Tasks and exercises
a - From the page on creating Solr shards manually, copy the text from "How to setup" to "4 different shards." word for word.
b - In the Solr sharding example with 12 shards, 2 instances of each, and 6 nodes, how many different shards does each node get?
c - Extend the page on creating Solr shards manually, picking up after its last line.

You are here

Creating Solr shards manually

You can create, configure, and register shards explicitly using ACL based hash sharding.

How to setup sharding?

For archive and workspace stores, create shards and assign shards and instances to nodes. For example, if (numShards * replicationFactor) % numNodes == 0, the following query will create the appropriate shards on any given node from a specified node set:
http://<host1>:<port1>/solr4/admin/cores?action=newCore&storeRef=archive://SpacesStore&numShards=10
&numNodes=1&nodeInstance=1&replicationFactor=1
To put the index in a specified location set the properties as shown below:
http://<host1>:<port1>/solr4/admin/cores?action=newCore&storeRef=workspace://SpacesStore&numShards=10
&numNodes=1&nodeInstance=1&property.data.dir.root=<ALFRESCO_HOME>/solr4/workspace-SpacesStore

Example: Creating shards

Let's consider an example for creating 12 shards, 2 instances of each shard, and 6 nodes. As shown below, each node will get 4 different shards.

To achieve this sharding configuration, follow the steps below:

  1. Setup and configure the Solr nodes.

Data segment
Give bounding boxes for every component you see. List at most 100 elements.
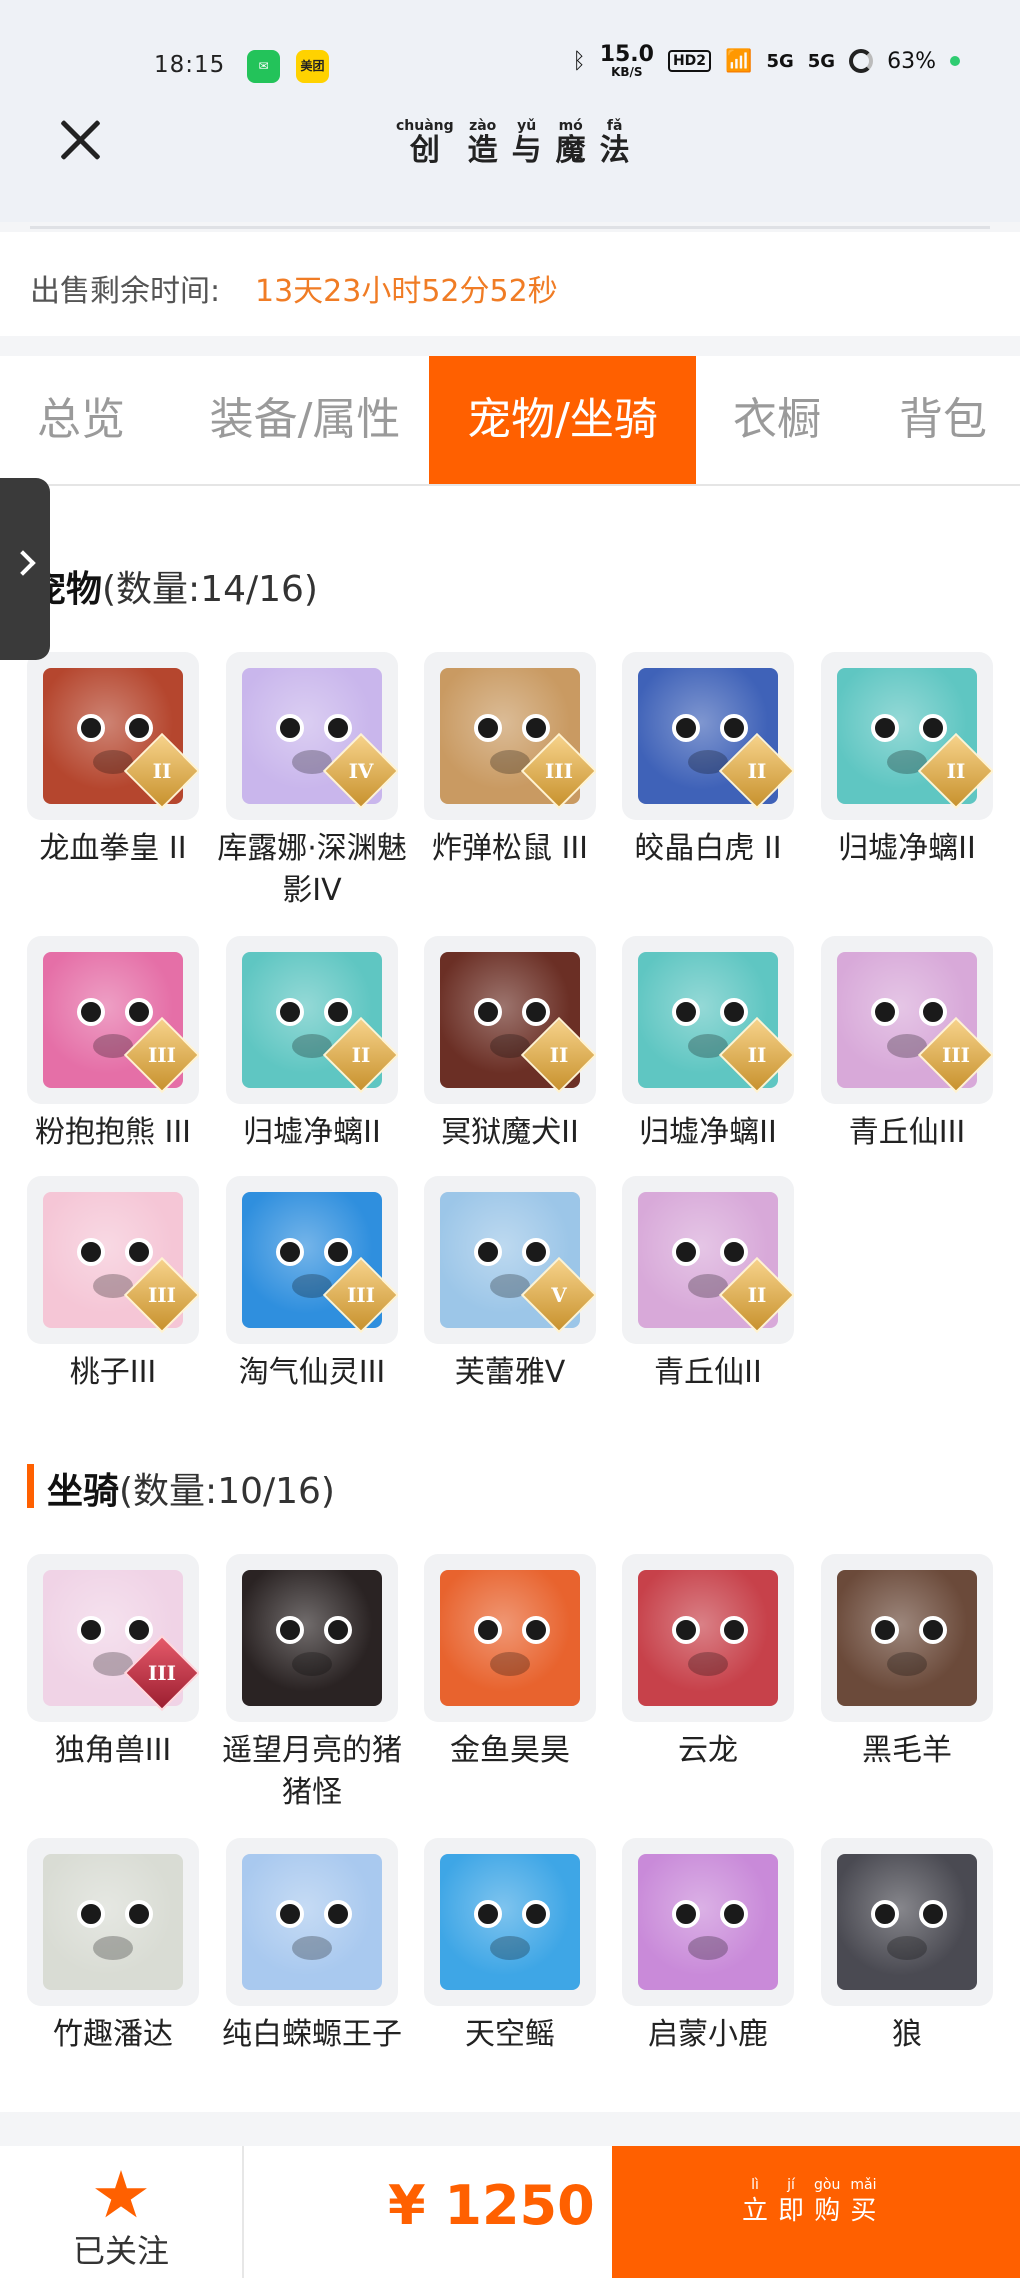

Task responses
a -
How to setup sharding?

For archive and workspace stores, create shards and assign shards and instances to nodes. For example, if (numShards * replicationFactor) % numNodes == 0, the following query will create the appropriate shards on any given node from a specified node set:
http://<host1>:<port1>/solr4/admin/cores?action=newCore&storeRef=archive://SpacesStore&numShards=10
&numNodes=1&nodeInstance=1&replicationFactor=1
To put the index in a specified location set the properties as shown below:
http://<host1>:<port1>/solr4/admin/cores?action=newCore&storeRef=workspace://SpacesStore&numShards=10
&numNodes=1&nodeInstance=1&property.data.dir.root=<ALFRESCO_HOME>/solr4/workspace-SpacesStore

Example: Creating shards

Let's consider an example for creating 12 shards, 2 instances of each shard, and 6 nodes. As shown below, each node will get 4 different shards.

b - Each node gets 4 different shards.

c -
    1. Set up the six Solr nodes.

      Delete the SkyVault and archive cores using the following commands:

      https://localhost:8443/solr4/admin/cores?action=removeCore&storeRef=workspace://SpacesStore&coreName=SkyVault
      https://localhost:8443/solr4/admin/cores?action=removeCore&storeRef=workspace://SpacesStore&coreName=archive
    2. Configure each Solr node and start index tracking.

      • For node 1:
        http://<host1>:<port1>/<base1>/admin/cores?action=newCore&storeRef=workspace://SpacesStore&
        numShards=12&nodeInstance=1&replicationFactor=2&numNodes=6&template=rerank
      • For node 2:
        http://<host2>:<port3>/<base3>/admin/cores?action=newCore&storeRef=workspace://SpacesStore&
        numShards=12&nodeInstance=2&replicationFactor=2&numNodes=6&template=rerank
      • For node 3:
        http://<host3>:<port3>/<base3>/admin/cores?action=newCore&storeRef=workspace://SpacesStore&
        numShards=12&nodeInstance=3&replicationFactor=2&numNodes=6&template=rerank
      • For node 4:
        http://<host4>:<port4>/<base4>/admin/cores?action=newCore&storeRef=workspace://SpacesStore&
        numShards=12&nodeInstance=4&replicationFactor=2&numNodes=6&template=rerank
      • For node 5:
        http://<host5>:<port5>/<base5>/admin/cores?action=newCore&storeRef=workspace://SpacesStore&
        numShards=12&nodeInstance=5&replicationFactor=2&numNodes=6&template=rerank
      • For node 6:
        http://<host6>:<port6>/<base6>/admin/cores?action=newCore&storeRef=workspace://SpacesStore&
        numShards=12&nodeInstance=6&replicationFactor=2&numNodes=6&template=rerank
    3. For each core, the properties can be set at the creation time or updated later.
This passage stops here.